Pictures within the data are to be left out; everything else must be reproduced exactly.

Stored data |
* Begin *

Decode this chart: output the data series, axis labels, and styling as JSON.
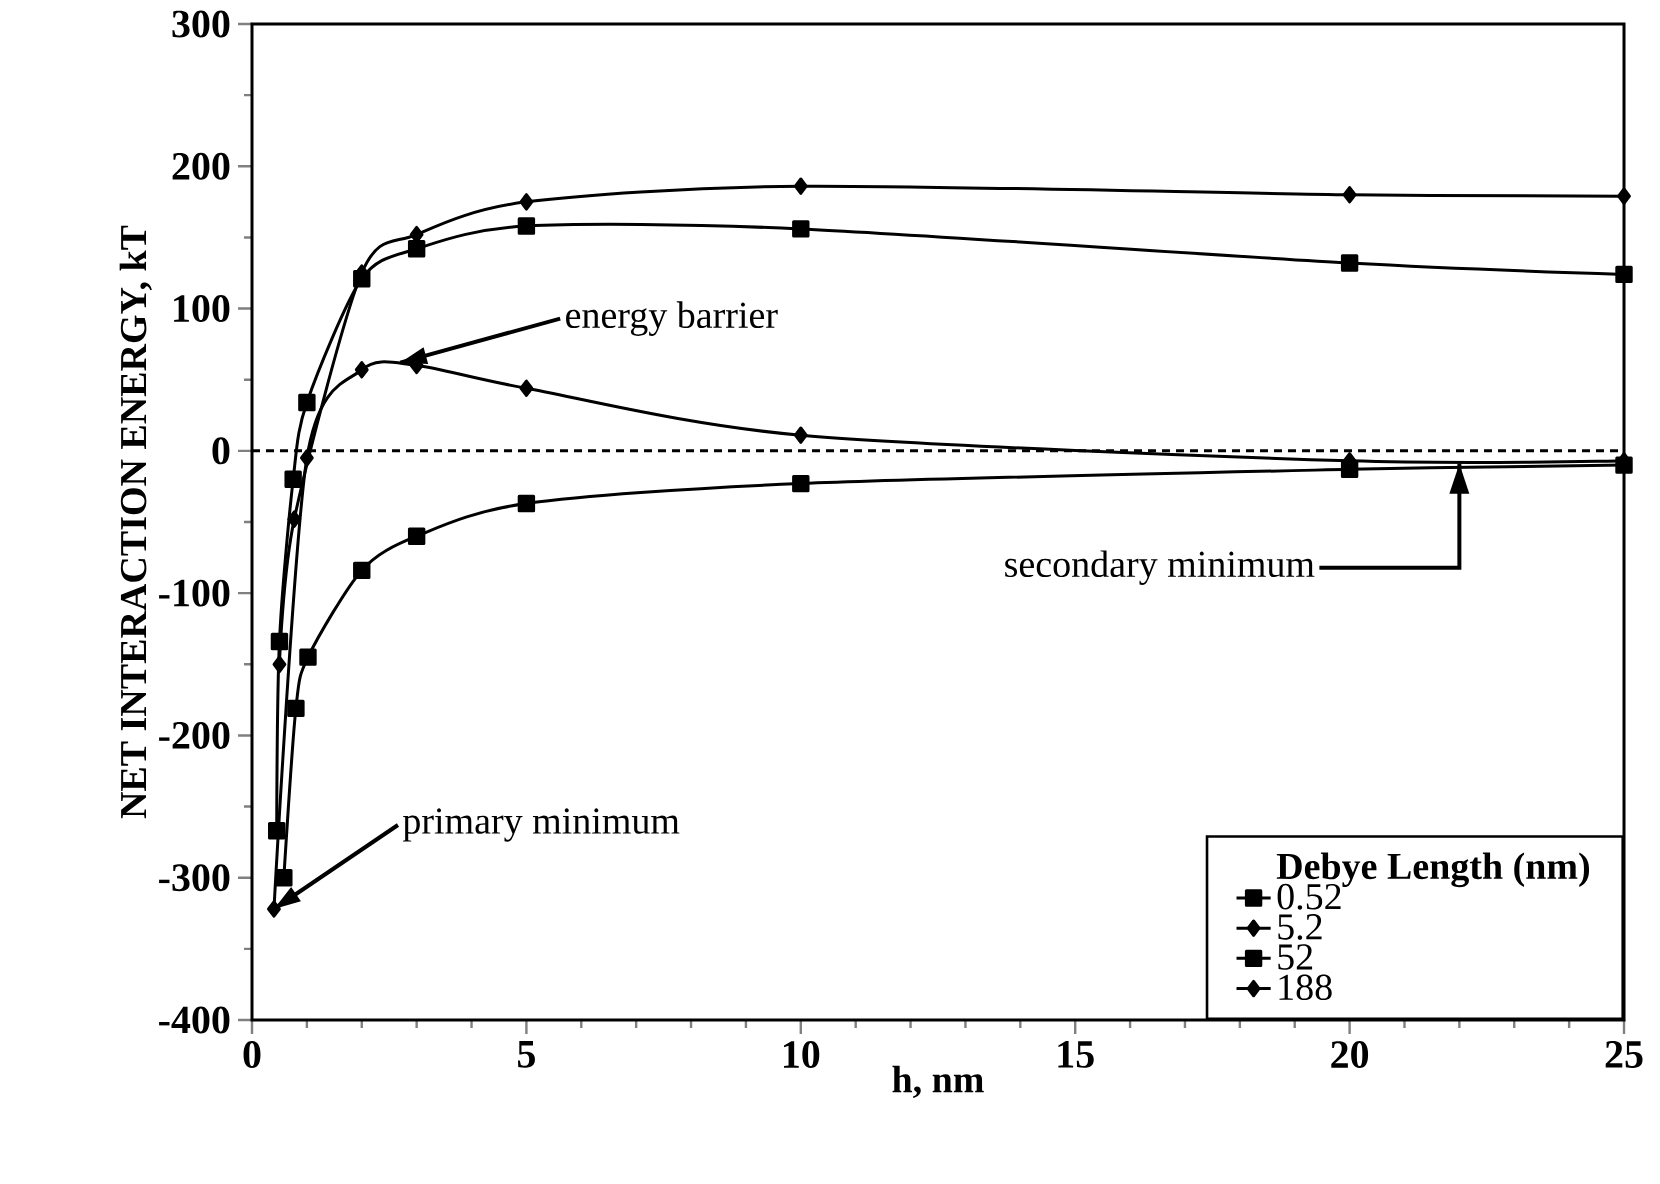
{
  "chart_data": {
    "type": "line",
    "xlabel": "h, nm",
    "ylabel": "NET INTERACTION ENERGY, kT",
    "legend_title": "Debye Length (nm)",
    "xlim": [
      0,
      25
    ],
    "ylim": [
      -400,
      300
    ],
    "xticks": [
      0,
      5,
      10,
      15,
      20,
      25
    ],
    "yticks": [
      -400,
      -300,
      -200,
      -100,
      0,
      100,
      200,
      300
    ],
    "legend": "bottom right",
    "grid": false,
    "series": [
      {
        "name": "0.52",
        "color": "#000000",
        "marker": "square",
        "x": [
          0.58,
          0.8,
          1.02,
          2,
          3,
          5,
          10,
          20,
          25
        ],
        "values": [
          -300,
          -181,
          -145,
          -84,
          -60,
          -37,
          -23,
          -13,
          -10
        ]
      },
      {
        "name": "5.2",
        "color": "#000000",
        "marker": "diamond",
        "x": [
          0.4,
          1.0,
          2,
          3,
          5,
          10,
          20,
          25
        ],
        "values": [
          -322,
          -5,
          57,
          60,
          44,
          11,
          -7,
          -7
        ]
      },
      {
        "name": "52",
        "color": "#000000",
        "marker": "square",
        "x": [
          0.45,
          0.5,
          0.75,
          1.0,
          2,
          3,
          5,
          10,
          20,
          25
        ],
        "values": [
          -267,
          -134,
          -20,
          34,
          121,
          142,
          158,
          156,
          132,
          124
        ]
      },
      {
        "name": "188",
        "color": "#000000",
        "marker": "diamond",
        "x": [
          0.5,
          0.77,
          2,
          3,
          5,
          10,
          20,
          25
        ],
        "values": [
          -150,
          -48,
          125,
          152,
          175,
          186,
          180,
          179
        ]
      }
    ],
    "ref_lines": [
      {
        "axis": "y",
        "value": 0,
        "line_style": "dashed"
      }
    ],
    "annotations": [
      {
        "text": "energy barrier",
        "x": 2.7,
        "y": 62
      },
      {
        "text": "primary minimum",
        "x": 0.4,
        "y": -322
      },
      {
        "text": "secondary minimum",
        "x": 22,
        "y": -9
      }
    ]
  }
}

* End *

Problem solution |
Decode this chart: output the data series, axis labels, and styling as JSON.
{
  "chart_data": {
    "type": "line",
    "xlabel": "h, nm",
    "ylabel": "NET INTERACTION ENERGY, kT",
    "legend_title": "Debye Length (nm)",
    "xlim": [
      0,
      25
    ],
    "ylim": [
      -400,
      300
    ],
    "xticks": [
      0,
      5,
      10,
      15,
      20,
      25
    ],
    "yticks": [
      -400,
      -300,
      -200,
      -100,
      0,
      100,
      200,
      300
    ],
    "legend": "bottom right",
    "grid": false,
    "series": [
      {
        "name": "0.52",
        "color": "#000000",
        "marker": "square",
        "x": [
          0.58,
          0.8,
          1.02,
          2,
          3,
          5,
          10,
          20,
          25
        ],
        "values": [
          -300,
          -181,
          -145,
          -84,
          -60,
          -37,
          -23,
          -13,
          -10
        ]
      },
      {
        "name": "5.2",
        "color": "#000000",
        "marker": "diamond",
        "x": [
          0.4,
          1.0,
          2,
          3,
          5,
          10,
          20,
          25
        ],
        "values": [
          -322,
          -5,
          57,
          60,
          44,
          11,
          -7,
          -7
        ]
      },
      {
        "name": "52",
        "color": "#000000",
        "marker": "square",
        "x": [
          0.45,
          0.5,
          0.75,
          1.0,
          2,
          3,
          5,
          10,
          20,
          25
        ],
        "values": [
          -267,
          -134,
          -20,
          34,
          121,
          142,
          158,
          156,
          132,
          124
        ]
      },
      {
        "name": "188",
        "color": "#000000",
        "marker": "diamond",
        "x": [
          0.5,
          0.77,
          2,
          3,
          5,
          10,
          20,
          25
        ],
        "values": [
          -150,
          -48,
          125,
          152,
          175,
          186,
          180,
          179
        ]
      }
    ],
    "ref_lines": [
      {
        "axis": "y",
        "value": 0,
        "line_style": "dashed"
      }
    ],
    "annotations": [
      {
        "text": "energy barrier",
        "x": 2.7,
        "y": 62
      },
      {
        "text": "primary minimum",
        "x": 0.4,
        "y": -322
      },
      {
        "text": "secondary minimum",
        "x": 22,
        "y": -9
      }
    ]
  }
}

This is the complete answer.